:: EXERCISE AIM ::
Repeat the material below word for word and leave out all pictures.

:: GIVEN ENTRIES ::
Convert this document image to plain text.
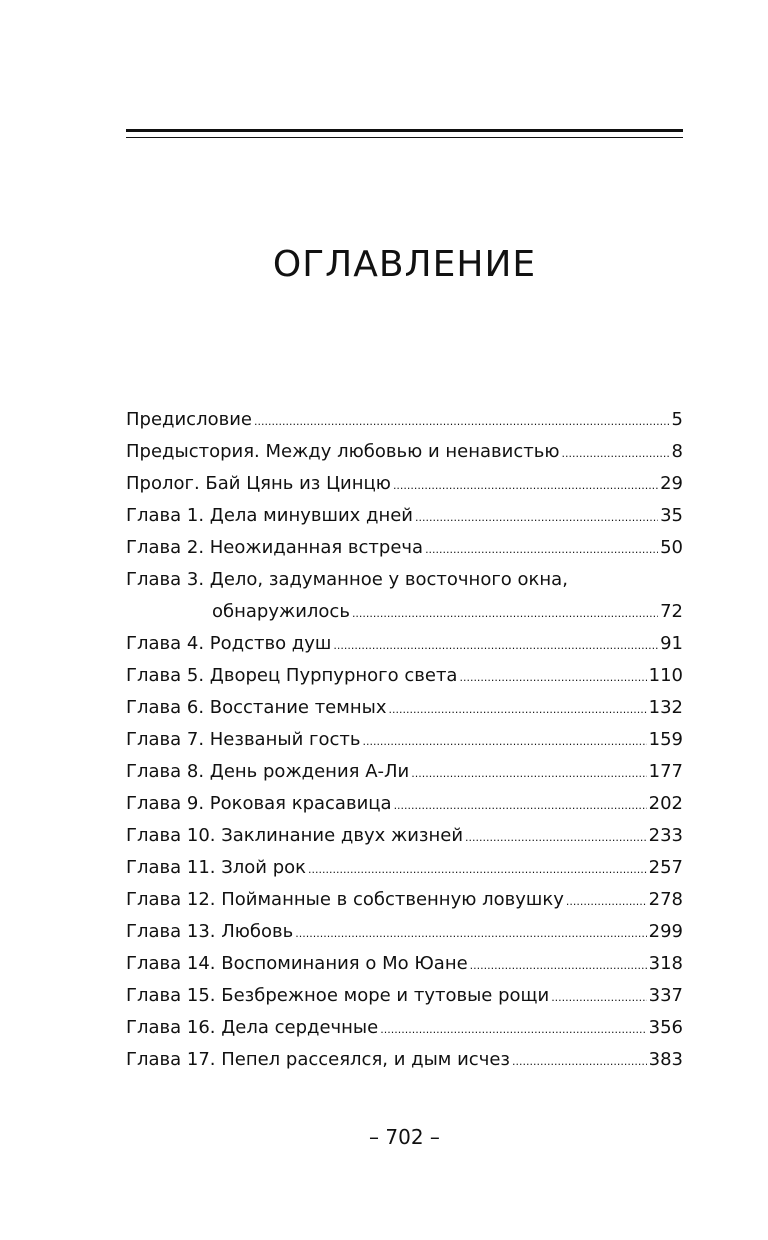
ОГЛАВЛЕНИЕ
Предисловие .....	5
Предыстория. Между любовью и ненавистью .....	8
Пролог. Бай Цянь из Цинцю .....	29
Глава 1. Дела минувших дней .....	35
Глава 2. Неожиданная встреча .....	50
Глава 3. Дело, задуманное у восточного окна,
обнаружилось .....	72
Глава 4. Родство душ .....	91
Глава 5. Дворец Пурпурного света .....	110
Глава 6. Восстание темных .....	132
Глава 7. Незваный гость .....	159
Глава 8. День рождения А-Ли .....	177
Глава 9. Роковая красавица .....	202
Глава 10. Заклинание двух жизней .....	233
Глава 11. Злой рок .....	257
Глава 12. Пойманные в собственную ловушку .....	278
Глава 13. Любовь .....	299
Глава 14. Воспоминания о Мо Юане .....	318
Глава 15. Безбрежное море и тутовые рощи .....	337
Глава 16. Дела сердечные .....	356
Глава 17. Пепел рассеялся, и дым исчез .....	383
– 702 –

:: EXERCISE OUTPUT ::
Convert this document image to plain text.
ОГЛАВЛЕНИЕ
Предисловие .....	5
Предыстория. Между любовью и ненавистью .....	8
Пролог. Бай Цянь из Цинцю .....	29
Глава 1. Дела минувших дней .....	35
Глава 2. Неожиданная встреча .....	50
Глава 3. Дело, задуманное у восточного окна,
обнаружилось .....	72
Глава 4. Родство душ .....	91
Глава 5. Дворец Пурпурного света .....	110
Глава 6. Восстание темных .....	132
Глава 7. Незваный гость .....	159
Глава 8. День рождения А-Ли .....	177
Глава 9. Роковая красавица .....	202
Глава 10. Заклинание двух жизней .....	233
Глава 11. Злой рок .....	257
Глава 12. Пойманные в собственную ловушку .....	278
Глава 13. Любовь .....	299
Глава 14. Воспоминания о Мо Юане .....	318
Глава 15. Безбрежное море и тутовые рощи .....	337
Глава 16. Дела сердечные .....	356
Глава 17. Пепел рассеялся, и дым исчез .....	383
– 702 –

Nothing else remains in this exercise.